* [GIVEN TEXT]
◇ ◇ ◇ ◇ ◇

How do you handle sales tax when selling digital goods outside of Europe (US, etc.)

#1

Hi,

I have a question to all of you who sell digital goods (outside the European VAT MOSS scheme) to countries such as US, Canada, Russia, Norway, India, Australia etc.

In some of those countries, you can not sell at all without registering in their jurisdiction:

  • Belarus (B2C)
  • Colombia (B2C+B2B)
  • India (B2C+B2B)
  • Russia (B2C)
  • Serbia (B2C)

In other countries there is a threshold. If you exceed certain sales, you need to charge sales tax and register or do some reporting in those countries:

  • Australia = above 75000AUD (ca. 47.500€) in global sales to B2C in a 12 month period
  • Canada = above 30000CAD (ca. 20.000€) in global sales in the last four consecutive quarters
  • New Zealand = above 60000NZD (ca 35.000€) towards B2C in New Zealand
  • Norway = 50000 Norwegian Krone (ca 5.000€) towards B2C in Norway
  • United States = In certain states digital products are taxable. So if you have a physical presence (or also economic nexus) you need to comply with the sales tax requirements of that state:
    • Nebraska = Threshold: sales into Nebraska exceeding $100,000 or sales were made in 200 or more separate transactions in the current or last calendar year
    • New Jersey = Threshold: sales of $100,000 in New Jersey, or more than 200 transactions in the state in the current or last calendar year.

◇ ◇ ◇ ◇ ◇

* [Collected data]
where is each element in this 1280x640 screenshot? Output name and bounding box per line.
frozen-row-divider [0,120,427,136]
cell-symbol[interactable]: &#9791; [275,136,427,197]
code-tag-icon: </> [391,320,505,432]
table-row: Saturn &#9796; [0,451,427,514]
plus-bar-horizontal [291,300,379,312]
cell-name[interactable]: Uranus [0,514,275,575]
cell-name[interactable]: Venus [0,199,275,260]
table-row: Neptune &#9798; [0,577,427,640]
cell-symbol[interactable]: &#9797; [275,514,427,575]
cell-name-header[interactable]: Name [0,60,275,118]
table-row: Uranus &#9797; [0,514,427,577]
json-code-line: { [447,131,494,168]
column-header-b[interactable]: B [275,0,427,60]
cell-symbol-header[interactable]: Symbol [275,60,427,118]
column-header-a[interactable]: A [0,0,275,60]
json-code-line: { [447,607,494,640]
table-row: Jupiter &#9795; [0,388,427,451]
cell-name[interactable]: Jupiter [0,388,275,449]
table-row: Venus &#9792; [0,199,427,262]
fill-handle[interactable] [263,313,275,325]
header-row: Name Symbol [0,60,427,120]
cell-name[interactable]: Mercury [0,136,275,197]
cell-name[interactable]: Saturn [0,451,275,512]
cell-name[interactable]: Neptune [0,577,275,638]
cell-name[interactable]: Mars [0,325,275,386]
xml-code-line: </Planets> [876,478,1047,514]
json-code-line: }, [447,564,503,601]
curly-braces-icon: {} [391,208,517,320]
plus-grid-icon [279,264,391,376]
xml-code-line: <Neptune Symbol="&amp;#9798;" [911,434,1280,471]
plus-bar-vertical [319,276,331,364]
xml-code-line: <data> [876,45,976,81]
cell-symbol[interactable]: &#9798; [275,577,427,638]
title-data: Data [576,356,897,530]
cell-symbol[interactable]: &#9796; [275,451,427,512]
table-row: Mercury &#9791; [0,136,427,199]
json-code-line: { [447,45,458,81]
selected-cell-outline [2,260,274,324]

◇ ◇ ◇ ◇ ◇

* [PROBLEMS TO WORK ON]
1. Reproduce the passage of the sales tax post starting at "How do you handle" and ending at "India, Australia etc.".
2. Recast the lines of the collected data as a JSON list of strings, one string per line and no blank lines. Start at the first line of the collected data and end at the line containing "cell-name[interactable]: Venus [0,199,275,260]".

* [ANSWERS TO THE EXERCISE]
1.
How do you handle sales tax when selling digital goods outside of Europe (US, etc.)

#1

Hi,

I have a question to all of you who sell digital goods (outside the European VAT MOSS scheme) to countries such as US, Canada, Russia, Norway, India, Australia etc.

2.
[
  "where is each element in this 1280x640 screenshot? Output name and bounding box per line.",
  "frozen-row-divider [0,120,427,136]",
  "cell-symbol[interactable]: &#9791; [275,136,427,197]",
  "code-tag-icon: </> [391,320,505,432]",
  "table-row: Saturn &#9796; [0,451,427,514]",
  "plus-bar-horizontal [291,300,379,312]",
  "cell-name[interactable]: Uranus [0,514,275,575]",
  "cell-name[interactable]: Venus [0,199,275,260]"
]